--- DATASET ENTRIES ---

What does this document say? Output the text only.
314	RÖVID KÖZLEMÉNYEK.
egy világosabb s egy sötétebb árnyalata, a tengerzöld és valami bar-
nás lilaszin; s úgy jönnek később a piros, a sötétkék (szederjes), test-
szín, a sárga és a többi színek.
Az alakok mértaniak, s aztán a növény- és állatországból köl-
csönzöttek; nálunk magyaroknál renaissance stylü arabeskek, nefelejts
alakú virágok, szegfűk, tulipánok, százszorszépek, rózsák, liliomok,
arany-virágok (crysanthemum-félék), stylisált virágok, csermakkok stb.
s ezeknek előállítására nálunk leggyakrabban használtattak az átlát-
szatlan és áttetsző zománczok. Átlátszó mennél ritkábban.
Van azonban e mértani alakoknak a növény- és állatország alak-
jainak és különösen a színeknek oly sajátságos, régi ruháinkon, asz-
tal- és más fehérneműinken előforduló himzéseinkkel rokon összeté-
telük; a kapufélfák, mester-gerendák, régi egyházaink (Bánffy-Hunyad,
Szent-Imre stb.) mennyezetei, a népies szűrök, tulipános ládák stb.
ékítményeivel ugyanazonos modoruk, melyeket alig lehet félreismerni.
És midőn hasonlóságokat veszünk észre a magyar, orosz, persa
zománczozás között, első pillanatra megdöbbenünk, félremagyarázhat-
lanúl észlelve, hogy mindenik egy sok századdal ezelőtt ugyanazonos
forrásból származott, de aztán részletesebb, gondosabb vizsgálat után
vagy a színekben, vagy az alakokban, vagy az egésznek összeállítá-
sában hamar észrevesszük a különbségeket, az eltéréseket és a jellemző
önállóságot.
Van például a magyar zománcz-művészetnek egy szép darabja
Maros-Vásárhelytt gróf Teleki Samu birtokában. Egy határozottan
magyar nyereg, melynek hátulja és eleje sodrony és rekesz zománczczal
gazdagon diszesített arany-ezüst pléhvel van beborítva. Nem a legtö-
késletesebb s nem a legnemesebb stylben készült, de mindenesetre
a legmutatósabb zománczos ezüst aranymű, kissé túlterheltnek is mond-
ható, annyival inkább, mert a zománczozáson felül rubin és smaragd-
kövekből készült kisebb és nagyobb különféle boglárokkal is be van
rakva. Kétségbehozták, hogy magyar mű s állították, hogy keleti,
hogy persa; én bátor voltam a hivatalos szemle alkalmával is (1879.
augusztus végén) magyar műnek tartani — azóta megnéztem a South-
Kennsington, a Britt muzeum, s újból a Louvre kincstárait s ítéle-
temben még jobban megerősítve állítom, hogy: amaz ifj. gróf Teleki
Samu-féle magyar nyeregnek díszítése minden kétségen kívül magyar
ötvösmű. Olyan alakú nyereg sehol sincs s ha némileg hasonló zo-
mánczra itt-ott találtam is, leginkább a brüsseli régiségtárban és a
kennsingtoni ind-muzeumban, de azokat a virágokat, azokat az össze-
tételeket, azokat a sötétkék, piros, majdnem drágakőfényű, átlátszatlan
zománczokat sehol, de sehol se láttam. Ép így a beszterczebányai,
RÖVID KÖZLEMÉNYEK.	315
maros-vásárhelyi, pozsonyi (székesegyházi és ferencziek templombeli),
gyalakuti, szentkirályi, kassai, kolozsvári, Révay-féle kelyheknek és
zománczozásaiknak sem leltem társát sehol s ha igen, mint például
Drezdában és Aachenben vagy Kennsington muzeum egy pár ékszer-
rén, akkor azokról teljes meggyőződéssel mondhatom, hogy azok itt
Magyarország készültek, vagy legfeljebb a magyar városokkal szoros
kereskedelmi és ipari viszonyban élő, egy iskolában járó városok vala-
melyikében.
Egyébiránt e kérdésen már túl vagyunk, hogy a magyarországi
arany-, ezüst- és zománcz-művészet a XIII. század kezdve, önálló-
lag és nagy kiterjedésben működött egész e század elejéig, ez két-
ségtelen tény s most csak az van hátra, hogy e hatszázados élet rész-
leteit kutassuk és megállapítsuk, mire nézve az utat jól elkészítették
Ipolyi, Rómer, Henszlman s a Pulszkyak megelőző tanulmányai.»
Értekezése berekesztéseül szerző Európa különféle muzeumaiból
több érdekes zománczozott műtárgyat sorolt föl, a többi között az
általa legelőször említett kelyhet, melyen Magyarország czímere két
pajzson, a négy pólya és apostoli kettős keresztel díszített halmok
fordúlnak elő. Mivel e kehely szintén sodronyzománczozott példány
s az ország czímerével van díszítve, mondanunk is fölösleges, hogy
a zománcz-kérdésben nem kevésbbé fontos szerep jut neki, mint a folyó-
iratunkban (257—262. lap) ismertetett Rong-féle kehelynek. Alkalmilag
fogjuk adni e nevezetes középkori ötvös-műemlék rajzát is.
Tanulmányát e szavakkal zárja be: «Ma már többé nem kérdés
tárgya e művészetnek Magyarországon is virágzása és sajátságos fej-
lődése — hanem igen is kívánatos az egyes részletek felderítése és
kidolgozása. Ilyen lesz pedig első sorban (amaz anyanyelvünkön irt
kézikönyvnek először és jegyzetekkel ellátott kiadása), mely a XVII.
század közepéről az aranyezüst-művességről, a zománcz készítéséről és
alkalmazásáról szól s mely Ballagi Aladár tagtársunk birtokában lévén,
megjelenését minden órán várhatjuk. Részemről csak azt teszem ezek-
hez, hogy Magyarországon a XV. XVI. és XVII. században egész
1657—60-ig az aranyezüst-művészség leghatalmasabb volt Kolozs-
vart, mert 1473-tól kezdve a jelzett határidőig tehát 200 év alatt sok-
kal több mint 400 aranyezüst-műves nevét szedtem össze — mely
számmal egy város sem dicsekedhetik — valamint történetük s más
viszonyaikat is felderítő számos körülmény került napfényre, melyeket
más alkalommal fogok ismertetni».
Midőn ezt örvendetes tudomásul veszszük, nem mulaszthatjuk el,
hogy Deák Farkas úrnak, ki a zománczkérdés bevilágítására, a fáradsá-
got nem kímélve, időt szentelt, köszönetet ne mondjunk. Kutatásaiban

---

(STATED GOAL)
Repeat every entry exactly, please.

(CORRECT RESPONSE)
What does this document say? Output the text only.
314	RÖVID KÖZLEMÉNYEK.
egy világosabb s egy sötétebb árnyalata, a tengerzöld és valami bar-
nás lilaszin; s úgy jönnek később a piros, a sötétkék (szederjes), test-
szín, a sárga és a többi színek.
Az alakok mértaniak, s aztán a növény- és állatországból köl-
csönzöttek; nálunk magyaroknál renaissance stylü arabeskek, nefelejts
alakú virágok, szegfűk, tulipánok, százszorszépek, rózsák, liliomok,
arany-virágok (crysanthemum-félék), stylisált virágok, csermakkok stb.
s ezeknek előállítására nálunk leggyakrabban használtattak az átlát-
szatlan és áttetsző zománczok. Átlátszó mennél ritkábban.
Van azonban e mértani alakoknak a növény- és állatország alak-
jainak és különösen a színeknek oly sajátságos, régi ruháinkon, asz-
tal- és más fehérneműinken előforduló himzéseinkkel rokon összeté-
telük; a kapufélfák, mester-gerendák, régi egyházaink (Bánffy-Hunyad,
Szent-Imre stb.) mennyezetei, a népies szűrök, tulipános ládák stb.
ékítményeivel ugyanazonos modoruk, melyeket alig lehet félreismerni.
És midőn hasonlóságokat veszünk észre a magyar, orosz, persa
zománczozás között, első pillanatra megdöbbenünk, félremagyarázhat-
lanúl észlelve, hogy mindenik egy sok századdal ezelőtt ugyanazonos
forrásból származott, de aztán részletesebb, gondosabb vizsgálat után
vagy a színekben, vagy az alakokban, vagy az egésznek összeállítá-
sában hamar észrevesszük a különbségeket, az eltéréseket és a jellemző
önállóságot.
Van például a magyar zománcz-művészetnek egy szép darabja
Maros-Vásárhelytt gróf Teleki Samu birtokában. Egy határozottan
magyar nyereg, melynek hátulja és eleje sodrony és rekesz zománczczal
gazdagon diszesített arany-ezüst pléhvel van beborítva. Nem a legtö-
késletesebb s nem a legnemesebb stylben készült, de mindenesetre
a legmutatósabb zománczos ezüst aranymű, kissé túlterheltnek is mond-
ható, annyival inkább, mert a zománczozáson felül rubin és smaragd-
kövekből készült kisebb és nagyobb különféle boglárokkal is be van
rakva. Kétségbehozták, hogy magyar mű s állították, hogy keleti,
hogy persa; én bátor voltam a hivatalos szemle alkalmával is (1879.
augusztus végén) magyar műnek tartani — azóta megnéztem a South-
Kennsington, a Britt muzeum, s újból a Louvre kincstárait s ítéle-
temben még jobban megerősítve állítom, hogy: amaz ifj. gróf Teleki
Samu-féle magyar nyeregnek díszítése minden kétségen kívül magyar
ötvösmű. Olyan alakú nyereg sehol sincs s ha némileg hasonló zo-
mánczra itt-ott találtam is, leginkább a brüsseli régiségtárban és a
kennsingtoni ind-muzeumban, de azokat a virágokat, azokat az össze-
tételeket, azokat a sötétkék, piros, majdnem drágakőfényű, átlátszatlan
zománczokat sehol, de sehol se láttam. Ép így a beszterczebányai,
RÖVID KÖZLEMÉNYEK.	315
maros-vásárhelyi, pozsonyi (székesegyházi és ferencziek templombeli),
gyalakuti, szentkirályi, kassai, kolozsvári, Révay-féle kelyheknek és
zománczozásaiknak sem leltem társát sehol s ha igen, mint például
Drezdában és Aachenben vagy Kennsington muzeum egy pár ékszer-
rén, akkor azokról teljes meggyőződéssel mondhatom, hogy azok itt
Magyarország készültek, vagy legfeljebb a magyar városokkal szoros
kereskedelmi és ipari viszonyban élő, egy iskolában járó városok vala-
melyikében.
Egyébiránt e kérdésen már túl vagyunk, hogy a magyarországi
arany-, ezüst- és zománcz-művészet a XIII. század kezdve, önálló-
lag és nagy kiterjedésben működött egész e század elejéig, ez két-
ségtelen tény s most csak az van hátra, hogy e hatszázados élet rész-
leteit kutassuk és megállapítsuk, mire nézve az utat jól elkészítették
Ipolyi, Rómer, Henszlman s a Pulszkyak megelőző tanulmányai.»
Értekezése berekesztéseül szerző Európa különféle muzeumaiból
több érdekes zománczozott műtárgyat sorolt föl, a többi között az
általa legelőször említett kelyhet, melyen Magyarország czímere két
pajzson, a négy pólya és apostoli kettős keresztel díszített halmok
fordúlnak elő. Mivel e kehely szintén sodronyzománczozott példány
s az ország czímerével van díszítve, mondanunk is fölösleges, hogy
a zománcz-kérdésben nem kevésbbé fontos szerep jut neki, mint a folyó-
iratunkban (257—262. lap) ismertetett Rong-féle kehelynek. Alkalmilag
fogjuk adni e nevezetes középkori ötvös-műemlék rajzát is.
Tanulmányát e szavakkal zárja be: «Ma már többé nem kérdés
tárgya e művészetnek Magyarországon is virágzása és sajátságos fej-
lődése — hanem igen is kívánatos az egyes részletek felderítése és
kidolgozása. Ilyen lesz pedig első sorban (amaz anyanyelvünkön irt
kézikönyvnek először és jegyzetekkel ellátott kiadása), mely a XVII.
század közepéről az aranyezüst-művességről, a zománcz készítéséről és
alkalmazásáról szól s mely Ballagi Aladár tagtársunk birtokában lévén,
megjelenését minden órán várhatjuk. Részemről csak azt teszem ezek-
hez, hogy Magyarországon a XV. XVI. és XVII. században egész
1657—60-ig az aranyezüst-művészség leghatalmasabb volt Kolozs-
vart, mert 1473-tól kezdve a jelzett határidőig tehát 200 év alatt sok-
kal több mint 400 aranyezüst-műves nevét szedtem össze — mely
számmal egy város sem dicsekedhetik — valamint történetük s más
viszonyaikat is felderítő számos körülmény került napfényre, melyeket
más alkalommal fogok ismertetni».
Midőn ezt örvendetes tudomásul veszszük, nem mulaszthatjuk el,
hogy Deák Farkas úrnak, ki a zománczkérdés bevilágítására, a fáradsá-
got nem kímélve, időt szentelt, köszönetet ne mondjunk. Kutatásaiban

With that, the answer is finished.